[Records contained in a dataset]
——
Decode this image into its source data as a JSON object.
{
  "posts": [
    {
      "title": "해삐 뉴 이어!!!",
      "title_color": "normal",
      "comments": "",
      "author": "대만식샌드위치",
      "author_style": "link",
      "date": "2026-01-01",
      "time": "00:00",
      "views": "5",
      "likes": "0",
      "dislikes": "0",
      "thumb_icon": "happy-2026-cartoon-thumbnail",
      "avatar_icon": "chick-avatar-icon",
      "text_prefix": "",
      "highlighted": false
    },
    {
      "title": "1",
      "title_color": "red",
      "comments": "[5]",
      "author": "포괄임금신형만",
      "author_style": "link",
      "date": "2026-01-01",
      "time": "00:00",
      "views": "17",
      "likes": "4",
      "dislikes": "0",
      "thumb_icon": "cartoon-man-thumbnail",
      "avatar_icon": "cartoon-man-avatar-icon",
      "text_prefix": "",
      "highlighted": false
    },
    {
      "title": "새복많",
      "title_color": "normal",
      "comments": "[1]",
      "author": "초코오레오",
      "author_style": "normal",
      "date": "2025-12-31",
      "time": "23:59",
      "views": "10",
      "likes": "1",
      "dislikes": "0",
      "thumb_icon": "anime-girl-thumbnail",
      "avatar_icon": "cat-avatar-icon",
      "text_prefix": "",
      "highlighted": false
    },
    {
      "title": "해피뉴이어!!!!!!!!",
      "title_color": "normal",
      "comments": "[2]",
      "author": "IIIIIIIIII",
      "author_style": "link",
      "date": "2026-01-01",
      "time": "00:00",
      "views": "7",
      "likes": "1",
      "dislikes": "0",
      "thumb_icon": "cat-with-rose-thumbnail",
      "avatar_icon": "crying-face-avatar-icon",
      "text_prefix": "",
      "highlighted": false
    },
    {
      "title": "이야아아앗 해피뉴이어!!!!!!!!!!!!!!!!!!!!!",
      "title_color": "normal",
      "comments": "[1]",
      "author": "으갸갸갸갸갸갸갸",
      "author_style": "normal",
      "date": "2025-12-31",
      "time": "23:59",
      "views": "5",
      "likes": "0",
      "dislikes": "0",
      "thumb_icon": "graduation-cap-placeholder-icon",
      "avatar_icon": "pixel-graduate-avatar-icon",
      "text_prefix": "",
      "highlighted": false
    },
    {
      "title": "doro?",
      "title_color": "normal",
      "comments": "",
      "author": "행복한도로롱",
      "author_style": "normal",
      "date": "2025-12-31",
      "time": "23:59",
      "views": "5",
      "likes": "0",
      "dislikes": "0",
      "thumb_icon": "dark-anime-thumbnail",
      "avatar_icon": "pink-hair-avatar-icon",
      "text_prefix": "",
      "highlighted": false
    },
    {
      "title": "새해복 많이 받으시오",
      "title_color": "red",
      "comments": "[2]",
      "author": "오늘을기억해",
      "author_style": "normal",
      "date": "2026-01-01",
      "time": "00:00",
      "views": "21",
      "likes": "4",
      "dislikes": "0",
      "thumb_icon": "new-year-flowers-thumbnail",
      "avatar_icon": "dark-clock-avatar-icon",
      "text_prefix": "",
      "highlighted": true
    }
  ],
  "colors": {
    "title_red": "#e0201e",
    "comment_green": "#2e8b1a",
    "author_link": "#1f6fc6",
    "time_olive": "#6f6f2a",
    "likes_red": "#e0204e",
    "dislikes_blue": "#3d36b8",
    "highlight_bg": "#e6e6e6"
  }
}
——
Work instructions -
Give back all the data exactly as written.

Worked solution -
Decode this image into its source data as a JSON object.
{
  "posts": [
    {
      "title": "해삐 뉴 이어!!!",
      "title_color": "normal",
      "comments": "",
      "author": "대만식샌드위치",
      "author_style": "link",
      "date": "2026-01-01",
      "time": "00:00",
      "views": "5",
      "likes": "0",
      "dislikes": "0",
      "thumb_icon": "happy-2026-cartoon-thumbnail",
      "avatar_icon": "chick-avatar-icon",
      "text_prefix": "",
      "highlighted": false
    },
    {
      "title": "1",
      "title_color": "red",
      "comments": "[5]",
      "author": "포괄임금신형만",
      "author_style": "link",
      "date": "2026-01-01",
      "time": "00:00",
      "views": "17",
      "likes": "4",
      "dislikes": "0",
      "thumb_icon": "cartoon-man-thumbnail",
      "avatar_icon": "cartoon-man-avatar-icon",
      "text_prefix": "",
      "highlighted": false
    },
    {
      "title": "새복많",
      "title_color": "normal",
      "comments": "[1]",
      "author": "초코오레오",
      "author_style": "normal",
      "date": "2025-12-31",
      "time": "23:59",
      "views": "10",
      "likes": "1",
      "dislikes": "0",
      "thumb_icon": "anime-girl-thumbnail",
      "avatar_icon": "cat-avatar-icon",
      "text_prefix": "",
      "highlighted": false
    },
    {
      "title": "해피뉴이어!!!!!!!!",
      "title_color": "normal",
      "comments": "[2]",
      "author": "IIIIIIIIII",
      "author_style": "link",
      "date": "2026-01-01",
      "time": "00:00",
      "views": "7",
      "likes": "1",
      "dislikes": "0",
      "thumb_icon": "cat-with-rose-thumbnail",
      "avatar_icon": "crying-face-avatar-icon",
      "text_prefix": "",
      "highlighted": false
    },
    {
      "title": "이야아아앗 해피뉴이어!!!!!!!!!!!!!!!!!!!!!",
      "title_color": "normal",
      "comments": "[1]",
      "author": "으갸갸갸갸갸갸갸",
      "author_style": "normal",
      "date": "2025-12-31",
      "time": "23:59",
      "views": "5",
      "likes": "0",
      "dislikes": "0",
      "thumb_icon": "graduation-cap-placeholder-icon",
      "avatar_icon": "pixel-graduate-avatar-icon",
      "text_prefix": "",
      "highlighted": false
    },
    {
      "title": "doro?",
      "title_color": "normal",
      "comments": "",
      "author": "행복한도로롱",
      "author_style": "normal",
      "date": "2025-12-31",
      "time": "23:59",
      "views": "5",
      "likes": "0",
      "dislikes": "0",
      "thumb_icon": "dark-anime-thumbnail",
      "avatar_icon": "pink-hair-avatar-icon",
      "text_prefix": "",
      "highlighted": false
    },
    {
      "title": "새해복 많이 받으시오",
      "title_color": "red",
      "comments": "[2]",
      "author": "오늘을기억해",
      "author_style": "normal",
      "date": "2026-01-01",
      "time": "00:00",
      "views": "21",
      "likes": "4",
      "dislikes": "0",
      "thumb_icon": "new-year-flowers-thumbnail",
      "avatar_icon": "dark-clock-avatar-icon",
      "text_prefix": "",
      "highlighted": true
    }
  ],
  "colors": {
    "title_red": "#e0201e",
    "comment_green": "#2e8b1a",
    "author_link": "#1f6fc6",
    "time_olive": "#6f6f2a",
    "likes_red": "#e0204e",
    "dislikes_blue": "#3d36b8",
    "highlight_bg": "#e6e6e6"
  }
}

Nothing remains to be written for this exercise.